→ **Required task**: List each line of the data that holds the word "Light".

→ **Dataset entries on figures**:

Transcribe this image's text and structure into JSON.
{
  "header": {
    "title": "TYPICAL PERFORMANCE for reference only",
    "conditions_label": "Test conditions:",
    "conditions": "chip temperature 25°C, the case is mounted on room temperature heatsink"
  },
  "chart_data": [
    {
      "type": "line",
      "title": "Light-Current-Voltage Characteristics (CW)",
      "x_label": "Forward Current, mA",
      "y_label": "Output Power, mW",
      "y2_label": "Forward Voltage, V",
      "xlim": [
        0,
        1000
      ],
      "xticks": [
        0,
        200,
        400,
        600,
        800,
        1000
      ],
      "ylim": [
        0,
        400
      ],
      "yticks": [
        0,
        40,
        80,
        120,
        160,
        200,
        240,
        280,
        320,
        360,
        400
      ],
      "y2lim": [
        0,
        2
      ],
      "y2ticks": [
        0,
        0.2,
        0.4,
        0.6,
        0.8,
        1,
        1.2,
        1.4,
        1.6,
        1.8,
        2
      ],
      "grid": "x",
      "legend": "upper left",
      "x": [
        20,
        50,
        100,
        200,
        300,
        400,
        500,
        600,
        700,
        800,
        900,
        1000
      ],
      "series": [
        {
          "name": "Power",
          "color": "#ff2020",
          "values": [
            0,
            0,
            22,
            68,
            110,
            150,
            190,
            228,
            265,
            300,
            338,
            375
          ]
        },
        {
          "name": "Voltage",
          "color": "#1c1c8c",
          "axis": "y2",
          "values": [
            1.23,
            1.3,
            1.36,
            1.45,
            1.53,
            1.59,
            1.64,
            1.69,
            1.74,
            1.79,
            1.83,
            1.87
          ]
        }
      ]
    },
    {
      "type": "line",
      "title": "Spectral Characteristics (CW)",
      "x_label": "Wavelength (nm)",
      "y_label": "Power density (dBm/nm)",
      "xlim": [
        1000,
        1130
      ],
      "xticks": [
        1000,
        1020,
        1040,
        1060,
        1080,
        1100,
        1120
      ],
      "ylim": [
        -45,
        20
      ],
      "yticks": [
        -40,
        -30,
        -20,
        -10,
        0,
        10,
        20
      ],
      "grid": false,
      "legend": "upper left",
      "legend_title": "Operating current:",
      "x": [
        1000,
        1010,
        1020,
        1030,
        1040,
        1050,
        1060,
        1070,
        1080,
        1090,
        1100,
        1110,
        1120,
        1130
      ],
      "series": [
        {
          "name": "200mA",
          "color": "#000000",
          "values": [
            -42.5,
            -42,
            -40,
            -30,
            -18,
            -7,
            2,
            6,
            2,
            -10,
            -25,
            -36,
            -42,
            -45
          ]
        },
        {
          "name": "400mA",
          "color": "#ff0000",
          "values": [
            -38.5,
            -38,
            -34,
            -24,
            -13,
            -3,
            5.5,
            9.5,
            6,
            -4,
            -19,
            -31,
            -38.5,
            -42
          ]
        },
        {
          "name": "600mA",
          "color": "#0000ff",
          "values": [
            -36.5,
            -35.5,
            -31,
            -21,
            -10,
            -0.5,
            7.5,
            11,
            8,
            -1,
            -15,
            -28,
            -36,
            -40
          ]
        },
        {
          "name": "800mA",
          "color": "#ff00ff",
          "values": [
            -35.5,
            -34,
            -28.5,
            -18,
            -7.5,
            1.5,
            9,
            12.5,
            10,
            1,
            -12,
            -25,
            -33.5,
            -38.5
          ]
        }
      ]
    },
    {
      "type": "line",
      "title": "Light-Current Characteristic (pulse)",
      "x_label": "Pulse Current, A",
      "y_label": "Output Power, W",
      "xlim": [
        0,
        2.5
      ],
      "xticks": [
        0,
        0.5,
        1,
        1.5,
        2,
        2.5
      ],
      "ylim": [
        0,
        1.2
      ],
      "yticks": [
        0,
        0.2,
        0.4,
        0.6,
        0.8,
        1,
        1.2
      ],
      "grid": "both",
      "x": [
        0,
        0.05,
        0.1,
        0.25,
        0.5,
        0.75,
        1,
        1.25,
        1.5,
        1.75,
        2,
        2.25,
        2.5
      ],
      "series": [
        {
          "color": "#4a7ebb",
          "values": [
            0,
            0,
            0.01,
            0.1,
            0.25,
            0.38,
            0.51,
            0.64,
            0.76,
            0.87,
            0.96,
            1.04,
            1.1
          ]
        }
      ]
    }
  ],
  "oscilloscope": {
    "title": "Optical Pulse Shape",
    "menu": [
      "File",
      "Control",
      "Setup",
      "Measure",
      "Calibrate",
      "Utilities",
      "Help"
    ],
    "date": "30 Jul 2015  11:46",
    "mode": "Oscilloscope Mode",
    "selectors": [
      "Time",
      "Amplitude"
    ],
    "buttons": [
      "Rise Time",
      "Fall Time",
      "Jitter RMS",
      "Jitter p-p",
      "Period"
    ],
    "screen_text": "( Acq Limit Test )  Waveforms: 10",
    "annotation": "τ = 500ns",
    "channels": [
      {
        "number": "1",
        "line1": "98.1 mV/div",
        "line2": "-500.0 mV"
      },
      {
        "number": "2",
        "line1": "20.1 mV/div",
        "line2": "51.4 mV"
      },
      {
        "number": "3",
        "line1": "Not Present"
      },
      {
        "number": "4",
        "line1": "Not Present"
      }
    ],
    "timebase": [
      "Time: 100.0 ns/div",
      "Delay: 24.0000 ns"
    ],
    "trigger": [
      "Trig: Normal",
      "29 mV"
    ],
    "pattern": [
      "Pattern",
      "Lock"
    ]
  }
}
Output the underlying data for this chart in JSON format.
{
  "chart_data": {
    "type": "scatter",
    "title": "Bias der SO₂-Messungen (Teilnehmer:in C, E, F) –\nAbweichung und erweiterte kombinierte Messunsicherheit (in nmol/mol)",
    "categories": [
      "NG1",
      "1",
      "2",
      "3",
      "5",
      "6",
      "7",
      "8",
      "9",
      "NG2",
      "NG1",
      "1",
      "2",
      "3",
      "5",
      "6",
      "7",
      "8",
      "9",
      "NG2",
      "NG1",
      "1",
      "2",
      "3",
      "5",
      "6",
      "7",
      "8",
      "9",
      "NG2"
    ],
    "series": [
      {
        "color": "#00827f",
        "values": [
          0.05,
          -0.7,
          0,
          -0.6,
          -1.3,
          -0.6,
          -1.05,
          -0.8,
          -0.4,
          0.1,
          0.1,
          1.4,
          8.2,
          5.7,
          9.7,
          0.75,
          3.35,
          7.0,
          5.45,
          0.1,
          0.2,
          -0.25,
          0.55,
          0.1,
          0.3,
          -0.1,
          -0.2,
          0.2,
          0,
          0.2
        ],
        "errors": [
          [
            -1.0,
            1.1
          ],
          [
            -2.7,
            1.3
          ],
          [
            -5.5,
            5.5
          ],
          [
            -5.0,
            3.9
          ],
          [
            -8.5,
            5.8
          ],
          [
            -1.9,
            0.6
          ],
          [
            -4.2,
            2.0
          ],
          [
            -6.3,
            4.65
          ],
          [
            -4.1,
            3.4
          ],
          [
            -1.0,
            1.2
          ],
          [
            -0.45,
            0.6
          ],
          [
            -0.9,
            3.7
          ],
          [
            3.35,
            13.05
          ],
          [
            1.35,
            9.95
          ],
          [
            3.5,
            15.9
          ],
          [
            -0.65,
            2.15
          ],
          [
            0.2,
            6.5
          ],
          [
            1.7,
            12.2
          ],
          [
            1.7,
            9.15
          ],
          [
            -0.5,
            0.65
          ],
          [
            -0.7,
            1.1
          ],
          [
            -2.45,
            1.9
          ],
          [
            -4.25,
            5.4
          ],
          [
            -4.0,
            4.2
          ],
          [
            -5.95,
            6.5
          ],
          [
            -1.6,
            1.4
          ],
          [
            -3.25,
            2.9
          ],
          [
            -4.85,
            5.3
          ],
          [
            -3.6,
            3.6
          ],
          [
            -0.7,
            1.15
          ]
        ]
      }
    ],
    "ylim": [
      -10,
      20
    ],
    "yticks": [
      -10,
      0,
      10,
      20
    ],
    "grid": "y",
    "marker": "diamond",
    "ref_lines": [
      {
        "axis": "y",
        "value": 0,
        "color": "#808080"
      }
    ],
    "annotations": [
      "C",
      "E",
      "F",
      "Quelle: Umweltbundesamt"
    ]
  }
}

→ **Finished exercise**:
      "title": "Light-Current-Voltage Characteristics (CW)",
      "title": "Light-Current Characteristic (pulse)",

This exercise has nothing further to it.